>> start Stored rows

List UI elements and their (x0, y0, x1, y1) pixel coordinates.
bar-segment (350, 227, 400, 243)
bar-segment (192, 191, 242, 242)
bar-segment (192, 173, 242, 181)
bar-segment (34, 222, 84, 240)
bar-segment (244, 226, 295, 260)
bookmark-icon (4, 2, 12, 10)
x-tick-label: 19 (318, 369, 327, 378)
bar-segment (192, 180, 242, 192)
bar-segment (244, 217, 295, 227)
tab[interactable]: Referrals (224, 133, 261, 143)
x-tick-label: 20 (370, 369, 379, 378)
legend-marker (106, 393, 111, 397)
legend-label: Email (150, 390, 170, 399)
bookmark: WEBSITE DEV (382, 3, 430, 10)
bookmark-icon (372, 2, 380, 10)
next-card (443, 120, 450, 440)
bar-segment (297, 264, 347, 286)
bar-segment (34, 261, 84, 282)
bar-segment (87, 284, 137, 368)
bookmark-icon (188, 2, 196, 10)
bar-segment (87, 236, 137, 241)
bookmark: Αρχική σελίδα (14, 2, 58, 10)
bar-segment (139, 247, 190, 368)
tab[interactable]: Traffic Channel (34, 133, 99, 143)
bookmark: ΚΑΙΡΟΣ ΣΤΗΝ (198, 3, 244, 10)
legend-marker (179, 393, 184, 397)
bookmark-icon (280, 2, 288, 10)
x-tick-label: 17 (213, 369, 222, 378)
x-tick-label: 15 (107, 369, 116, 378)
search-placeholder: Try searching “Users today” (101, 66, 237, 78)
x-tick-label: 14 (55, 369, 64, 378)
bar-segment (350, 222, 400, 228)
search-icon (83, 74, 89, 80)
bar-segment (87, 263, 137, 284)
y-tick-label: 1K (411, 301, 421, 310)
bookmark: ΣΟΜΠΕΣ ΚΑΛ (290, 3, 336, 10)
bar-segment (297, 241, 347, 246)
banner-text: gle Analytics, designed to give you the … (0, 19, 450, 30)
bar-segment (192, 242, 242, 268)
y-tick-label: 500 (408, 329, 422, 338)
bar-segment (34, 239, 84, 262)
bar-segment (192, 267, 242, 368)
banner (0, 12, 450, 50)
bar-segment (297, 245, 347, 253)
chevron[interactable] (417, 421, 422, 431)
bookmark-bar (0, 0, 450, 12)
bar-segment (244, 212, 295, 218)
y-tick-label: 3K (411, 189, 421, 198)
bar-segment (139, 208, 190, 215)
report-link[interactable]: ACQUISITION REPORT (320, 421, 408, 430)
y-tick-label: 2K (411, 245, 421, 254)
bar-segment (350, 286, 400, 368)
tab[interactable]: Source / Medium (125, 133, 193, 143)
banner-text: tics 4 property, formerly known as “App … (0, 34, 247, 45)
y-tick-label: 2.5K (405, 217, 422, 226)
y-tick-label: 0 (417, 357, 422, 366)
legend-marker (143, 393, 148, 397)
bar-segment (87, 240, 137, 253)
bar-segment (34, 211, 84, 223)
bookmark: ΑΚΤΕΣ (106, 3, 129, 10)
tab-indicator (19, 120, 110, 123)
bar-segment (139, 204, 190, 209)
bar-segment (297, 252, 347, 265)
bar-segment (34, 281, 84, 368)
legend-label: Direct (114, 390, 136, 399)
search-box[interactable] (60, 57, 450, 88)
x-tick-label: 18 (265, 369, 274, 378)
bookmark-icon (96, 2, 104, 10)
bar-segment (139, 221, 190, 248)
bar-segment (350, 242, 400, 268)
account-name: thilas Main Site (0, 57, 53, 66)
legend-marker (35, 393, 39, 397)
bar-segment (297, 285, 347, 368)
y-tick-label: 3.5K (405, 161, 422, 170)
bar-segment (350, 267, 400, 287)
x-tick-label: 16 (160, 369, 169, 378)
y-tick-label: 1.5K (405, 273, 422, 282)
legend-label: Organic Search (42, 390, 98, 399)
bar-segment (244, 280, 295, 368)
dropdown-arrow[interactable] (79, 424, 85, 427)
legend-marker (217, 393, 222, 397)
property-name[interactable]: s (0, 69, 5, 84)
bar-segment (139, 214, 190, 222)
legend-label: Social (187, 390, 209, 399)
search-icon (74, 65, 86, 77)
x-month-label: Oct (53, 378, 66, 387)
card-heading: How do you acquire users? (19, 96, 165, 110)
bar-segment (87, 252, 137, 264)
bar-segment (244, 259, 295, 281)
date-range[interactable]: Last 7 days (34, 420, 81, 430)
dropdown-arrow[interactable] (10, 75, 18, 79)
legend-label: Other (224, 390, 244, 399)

>> end Stored rows

Set task: Reproduce every line of the records above verbatim, from first to last.

Solution to this problem:
List UI elements and their (x0, y0, x1, y1) pixel coordinates.
bar-segment (350, 227, 400, 243)
bar-segment (192, 191, 242, 242)
bar-segment (192, 173, 242, 181)
bar-segment (34, 222, 84, 240)
bar-segment (244, 226, 295, 260)
bookmark-icon (4, 2, 12, 10)
x-tick-label: 19 (318, 369, 327, 378)
bar-segment (192, 180, 242, 192)
bar-segment (244, 217, 295, 227)
tab[interactable]: Referrals (224, 133, 261, 143)
x-tick-label: 20 (370, 369, 379, 378)
legend-marker (106, 393, 111, 397)
legend-label: Email (150, 390, 170, 399)
bookmark: WEBSITE DEV (382, 3, 430, 10)
bookmark-icon (372, 2, 380, 10)
next-card (443, 120, 450, 440)
bar-segment (297, 264, 347, 286)
bar-segment (34, 261, 84, 282)
bar-segment (87, 284, 137, 368)
bookmark-icon (188, 2, 196, 10)
bar-segment (87, 236, 137, 241)
bookmark: Αρχική σελίδα (14, 2, 58, 10)
bar-segment (139, 247, 190, 368)
tab[interactable]: Traffic Channel (34, 133, 99, 143)
bookmark: ΚΑΙΡΟΣ ΣΤΗΝ (198, 3, 244, 10)
legend-marker (179, 393, 184, 397)
bookmark-icon (280, 2, 288, 10)
x-tick-label: 17 (213, 369, 222, 378)
x-tick-label: 15 (107, 369, 116, 378)
search-placeholder: Try searching “Users today” (101, 66, 237, 78)
x-tick-label: 14 (55, 369, 64, 378)
bar-segment (350, 222, 400, 228)
search-icon (83, 74, 89, 80)
bar-segment (87, 263, 137, 284)
y-tick-label: 1K (411, 301, 421, 310)
bookmark: ΣΟΜΠΕΣ ΚΑΛ (290, 3, 336, 10)
bar-segment (297, 241, 347, 246)
banner-text: gle Analytics, designed to give you the … (0, 19, 450, 30)
bar-segment (192, 242, 242, 268)
y-tick-label: 500 (408, 329, 422, 338)
bar-segment (34, 239, 84, 262)
bar-segment (192, 267, 242, 368)
banner (0, 12, 450, 50)
bar-segment (297, 245, 347, 253)
chevron[interactable] (417, 421, 422, 431)
bookmark-bar (0, 0, 450, 12)
bar-segment (244, 212, 295, 218)
y-tick-label: 3K (411, 189, 421, 198)
bar-segment (139, 208, 190, 215)
report-link[interactable]: ACQUISITION REPORT (320, 421, 408, 430)
y-tick-label: 2K (411, 245, 421, 254)
bar-segment (350, 286, 400, 368)
tab[interactable]: Source / Medium (125, 133, 193, 143)
banner-text: tics 4 property, formerly known as “App … (0, 34, 247, 45)
y-tick-label: 2.5K (405, 217, 422, 226)
y-tick-label: 0 (417, 357, 422, 366)
legend-marker (143, 393, 148, 397)
bar-segment (87, 240, 137, 253)
bar-segment (34, 211, 84, 223)
bookmark: ΑΚΤΕΣ (106, 3, 129, 10)
tab-indicator (19, 120, 110, 123)
bar-segment (139, 204, 190, 209)
bar-segment (297, 252, 347, 265)
bar-segment (34, 281, 84, 368)
legend-label: Direct (114, 390, 136, 399)
search-box[interactable] (60, 57, 450, 88)
x-tick-label: 18 (265, 369, 274, 378)
bookmark-icon (96, 2, 104, 10)
bar-segment (139, 221, 190, 248)
bar-segment (350, 242, 400, 268)
account-name: thilas Main Site (0, 57, 53, 66)
legend-marker (35, 393, 39, 397)
bar-segment (297, 285, 347, 368)
y-tick-label: 3.5K (405, 161, 422, 170)
bar-segment (350, 267, 400, 287)
x-tick-label: 16 (160, 369, 169, 378)
y-tick-label: 1.5K (405, 273, 422, 282)
legend-label: Organic Search (42, 390, 98, 399)
bar-segment (244, 280, 295, 368)
dropdown-arrow[interactable] (79, 424, 85, 427)
legend-marker (217, 393, 222, 397)
property-name[interactable]: s (0, 69, 5, 84)
bar-segment (139, 214, 190, 222)
legend-label: Social (187, 390, 209, 399)
search-icon (74, 65, 86, 77)
x-month-label: Oct (53, 378, 66, 387)
card-heading: How do you acquire users? (19, 96, 165, 110)
bar-segment (87, 252, 137, 264)
bar-segment (244, 259, 295, 281)
date-range[interactable]: Last 7 days (34, 420, 81, 430)
dropdown-arrow[interactable] (10, 75, 18, 79)
legend-label: Other (224, 390, 244, 399)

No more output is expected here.